(Dataset excerpts)
>>>
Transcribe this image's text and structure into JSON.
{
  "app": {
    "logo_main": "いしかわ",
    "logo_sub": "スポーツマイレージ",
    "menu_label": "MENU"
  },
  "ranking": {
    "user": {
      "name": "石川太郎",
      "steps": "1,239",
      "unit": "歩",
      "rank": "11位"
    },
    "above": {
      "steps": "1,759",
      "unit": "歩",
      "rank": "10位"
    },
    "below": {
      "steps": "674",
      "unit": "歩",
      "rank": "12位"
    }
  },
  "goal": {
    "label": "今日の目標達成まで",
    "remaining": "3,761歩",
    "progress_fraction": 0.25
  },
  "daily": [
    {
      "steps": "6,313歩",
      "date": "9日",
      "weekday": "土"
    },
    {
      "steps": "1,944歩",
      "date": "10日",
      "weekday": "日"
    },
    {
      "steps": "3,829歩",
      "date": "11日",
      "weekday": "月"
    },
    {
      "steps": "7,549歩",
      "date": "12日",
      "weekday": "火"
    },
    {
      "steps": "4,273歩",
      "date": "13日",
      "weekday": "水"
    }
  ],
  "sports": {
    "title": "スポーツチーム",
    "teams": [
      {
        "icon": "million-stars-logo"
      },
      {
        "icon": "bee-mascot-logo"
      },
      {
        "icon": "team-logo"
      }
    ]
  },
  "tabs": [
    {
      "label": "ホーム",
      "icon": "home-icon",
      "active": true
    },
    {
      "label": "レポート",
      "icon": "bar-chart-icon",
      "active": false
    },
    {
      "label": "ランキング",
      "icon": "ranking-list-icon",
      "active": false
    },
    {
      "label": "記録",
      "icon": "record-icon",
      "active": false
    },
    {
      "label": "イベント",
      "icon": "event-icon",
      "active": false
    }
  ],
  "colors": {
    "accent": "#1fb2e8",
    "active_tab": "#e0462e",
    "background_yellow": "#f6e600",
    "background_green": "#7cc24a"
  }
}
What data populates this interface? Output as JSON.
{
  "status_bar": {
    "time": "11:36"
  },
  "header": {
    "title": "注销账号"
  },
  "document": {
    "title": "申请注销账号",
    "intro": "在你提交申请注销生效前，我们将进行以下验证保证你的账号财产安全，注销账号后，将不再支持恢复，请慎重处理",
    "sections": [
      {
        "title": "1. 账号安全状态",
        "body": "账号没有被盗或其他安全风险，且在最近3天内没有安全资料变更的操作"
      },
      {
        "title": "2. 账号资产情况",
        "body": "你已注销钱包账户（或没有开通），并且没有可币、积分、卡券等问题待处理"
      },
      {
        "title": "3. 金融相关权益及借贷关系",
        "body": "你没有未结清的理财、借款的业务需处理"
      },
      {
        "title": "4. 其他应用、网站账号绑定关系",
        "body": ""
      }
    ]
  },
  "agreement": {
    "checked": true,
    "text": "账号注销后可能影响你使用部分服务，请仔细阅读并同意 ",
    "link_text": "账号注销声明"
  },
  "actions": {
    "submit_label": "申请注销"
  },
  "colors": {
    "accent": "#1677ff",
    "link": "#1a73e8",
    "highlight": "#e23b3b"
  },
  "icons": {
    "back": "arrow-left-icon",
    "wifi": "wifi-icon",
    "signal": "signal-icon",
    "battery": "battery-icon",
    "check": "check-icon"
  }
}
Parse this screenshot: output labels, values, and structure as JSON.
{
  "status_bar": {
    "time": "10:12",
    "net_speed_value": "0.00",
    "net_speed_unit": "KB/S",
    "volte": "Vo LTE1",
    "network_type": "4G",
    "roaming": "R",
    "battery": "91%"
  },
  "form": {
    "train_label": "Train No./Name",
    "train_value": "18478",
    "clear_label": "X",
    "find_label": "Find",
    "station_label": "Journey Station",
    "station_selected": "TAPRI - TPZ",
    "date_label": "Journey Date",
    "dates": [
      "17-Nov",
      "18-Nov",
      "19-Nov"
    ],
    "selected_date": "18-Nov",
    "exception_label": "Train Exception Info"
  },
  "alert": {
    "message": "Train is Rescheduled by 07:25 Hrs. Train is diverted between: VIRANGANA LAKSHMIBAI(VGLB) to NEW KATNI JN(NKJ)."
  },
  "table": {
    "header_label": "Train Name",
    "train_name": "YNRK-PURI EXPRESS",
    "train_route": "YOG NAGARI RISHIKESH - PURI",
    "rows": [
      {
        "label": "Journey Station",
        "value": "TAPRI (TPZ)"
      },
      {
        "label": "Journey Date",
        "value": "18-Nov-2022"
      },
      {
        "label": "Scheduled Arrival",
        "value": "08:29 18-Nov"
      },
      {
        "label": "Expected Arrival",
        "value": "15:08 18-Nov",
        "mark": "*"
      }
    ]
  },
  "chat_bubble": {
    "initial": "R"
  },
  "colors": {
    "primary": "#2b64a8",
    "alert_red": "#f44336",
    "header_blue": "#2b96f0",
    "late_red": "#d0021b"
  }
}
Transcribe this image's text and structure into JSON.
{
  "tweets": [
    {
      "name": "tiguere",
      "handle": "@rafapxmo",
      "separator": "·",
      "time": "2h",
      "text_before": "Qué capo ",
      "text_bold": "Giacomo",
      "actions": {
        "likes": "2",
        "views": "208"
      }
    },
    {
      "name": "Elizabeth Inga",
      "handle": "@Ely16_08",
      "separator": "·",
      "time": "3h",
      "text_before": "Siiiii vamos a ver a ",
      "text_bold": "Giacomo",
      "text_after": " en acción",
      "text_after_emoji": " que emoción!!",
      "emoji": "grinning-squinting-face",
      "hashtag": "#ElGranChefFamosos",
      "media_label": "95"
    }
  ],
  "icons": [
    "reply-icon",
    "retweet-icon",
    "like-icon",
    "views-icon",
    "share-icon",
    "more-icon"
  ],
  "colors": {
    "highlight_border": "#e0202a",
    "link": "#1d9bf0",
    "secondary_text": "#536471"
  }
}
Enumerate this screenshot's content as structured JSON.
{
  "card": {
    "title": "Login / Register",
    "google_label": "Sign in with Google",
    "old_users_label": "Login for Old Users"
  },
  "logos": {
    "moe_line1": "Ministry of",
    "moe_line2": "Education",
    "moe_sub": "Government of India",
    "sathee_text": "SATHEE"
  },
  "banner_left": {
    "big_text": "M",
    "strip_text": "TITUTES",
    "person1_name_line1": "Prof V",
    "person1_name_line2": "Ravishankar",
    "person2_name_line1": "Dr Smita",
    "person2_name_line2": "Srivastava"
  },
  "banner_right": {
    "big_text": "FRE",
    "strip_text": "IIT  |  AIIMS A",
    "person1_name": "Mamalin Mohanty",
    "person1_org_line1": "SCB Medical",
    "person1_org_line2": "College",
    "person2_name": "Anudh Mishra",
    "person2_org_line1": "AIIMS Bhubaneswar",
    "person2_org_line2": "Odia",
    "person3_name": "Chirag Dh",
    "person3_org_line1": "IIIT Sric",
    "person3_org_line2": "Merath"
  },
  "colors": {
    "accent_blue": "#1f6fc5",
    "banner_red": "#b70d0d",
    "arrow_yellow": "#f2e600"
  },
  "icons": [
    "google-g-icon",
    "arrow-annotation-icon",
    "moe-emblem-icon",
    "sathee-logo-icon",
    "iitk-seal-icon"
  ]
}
<<<
* **Your objective**: Read through the lines above and collect those that contain the string "AIIMS".

* **Result of the exercise**:
    "strip_text": "IIT  |  AIIMS A",
    "person2_org_line1": "AIIMS Bhubaneswar",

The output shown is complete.